"""

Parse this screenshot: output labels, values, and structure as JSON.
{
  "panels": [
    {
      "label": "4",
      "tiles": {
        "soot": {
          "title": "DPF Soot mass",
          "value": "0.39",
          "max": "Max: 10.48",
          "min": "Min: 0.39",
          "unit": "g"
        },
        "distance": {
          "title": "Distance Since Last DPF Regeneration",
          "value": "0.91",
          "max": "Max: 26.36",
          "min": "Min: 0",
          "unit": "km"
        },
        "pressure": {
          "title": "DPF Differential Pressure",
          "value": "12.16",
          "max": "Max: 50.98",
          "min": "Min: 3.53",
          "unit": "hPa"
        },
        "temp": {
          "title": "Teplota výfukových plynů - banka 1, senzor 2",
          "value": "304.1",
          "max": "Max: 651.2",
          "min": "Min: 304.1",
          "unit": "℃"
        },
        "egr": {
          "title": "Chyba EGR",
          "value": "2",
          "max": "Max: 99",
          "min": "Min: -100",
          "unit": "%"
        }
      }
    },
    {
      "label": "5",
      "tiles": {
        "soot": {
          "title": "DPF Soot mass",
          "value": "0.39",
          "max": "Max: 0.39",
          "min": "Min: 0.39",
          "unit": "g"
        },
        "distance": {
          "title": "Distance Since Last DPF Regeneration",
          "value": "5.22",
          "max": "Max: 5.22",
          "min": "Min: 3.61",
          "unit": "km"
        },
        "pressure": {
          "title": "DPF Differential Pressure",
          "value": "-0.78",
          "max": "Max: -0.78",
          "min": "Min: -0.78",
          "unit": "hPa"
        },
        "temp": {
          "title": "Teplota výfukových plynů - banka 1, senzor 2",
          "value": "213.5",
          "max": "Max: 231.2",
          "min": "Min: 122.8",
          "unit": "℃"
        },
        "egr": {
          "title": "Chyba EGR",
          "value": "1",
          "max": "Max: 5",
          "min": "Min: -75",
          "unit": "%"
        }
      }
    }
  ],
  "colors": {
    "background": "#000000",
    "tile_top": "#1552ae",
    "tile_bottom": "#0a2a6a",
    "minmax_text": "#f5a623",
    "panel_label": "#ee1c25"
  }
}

"""

▸ Required task
Retype the records above exactly.

▸ Full response
Parse this screenshot: output labels, values, and structure as JSON.
{
  "panels": [
    {
      "label": "4",
      "tiles": {
        "soot": {
          "title": "DPF Soot mass",
          "value": "0.39",
          "max": "Max: 10.48",
          "min": "Min: 0.39",
          "unit": "g"
        },
        "distance": {
          "title": "Distance Since Last DPF Regeneration",
          "value": "0.91",
          "max": "Max: 26.36",
          "min": "Min: 0",
          "unit": "km"
        },
        "pressure": {
          "title": "DPF Differential Pressure",
          "value": "12.16",
          "max": "Max: 50.98",
          "min": "Min: 3.53",
          "unit": "hPa"
        },
        "temp": {
          "title": "Teplota výfukových plynů - banka 1, senzor 2",
          "value": "304.1",
          "max": "Max: 651.2",
          "min": "Min: 304.1",
          "unit": "℃"
        },
        "egr": {
          "title": "Chyba EGR",
          "value": "2",
          "max": "Max: 99",
          "min": "Min: -100",
          "unit": "%"
        }
      }
    },
    {
      "label": "5",
      "tiles": {
        "soot": {
          "title": "DPF Soot mass",
          "value": "0.39",
          "max": "Max: 0.39",
          "min": "Min: 0.39",
          "unit": "g"
        },
        "distance": {
          "title": "Distance Since Last DPF Regeneration",
          "value": "5.22",
          "max": "Max: 5.22",
          "min": "Min: 3.61",
          "unit": "km"
        },
        "pressure": {
          "title": "DPF Differential Pressure",
          "value": "-0.78",
          "max": "Max: -0.78",
          "min": "Min: -0.78",
          "unit": "hPa"
        },
        "temp": {
          "title": "Teplota výfukových plynů - banka 1, senzor 2",
          "value": "213.5",
          "max": "Max: 231.2",
          "min": "Min: 122.8",
          "unit": "℃"
        },
        "egr": {
          "title": "Chyba EGR",
          "value": "1",
          "max": "Max: 5",
          "min": "Min: -75",
          "unit": "%"
        }
      }
    }
  ],
  "colors": {
    "background": "#000000",
    "tile_top": "#1552ae",
    "tile_bottom": "#0a2a6a",
    "minmax_text": "#f5a623",
    "panel_label": "#ee1c25"
  }
}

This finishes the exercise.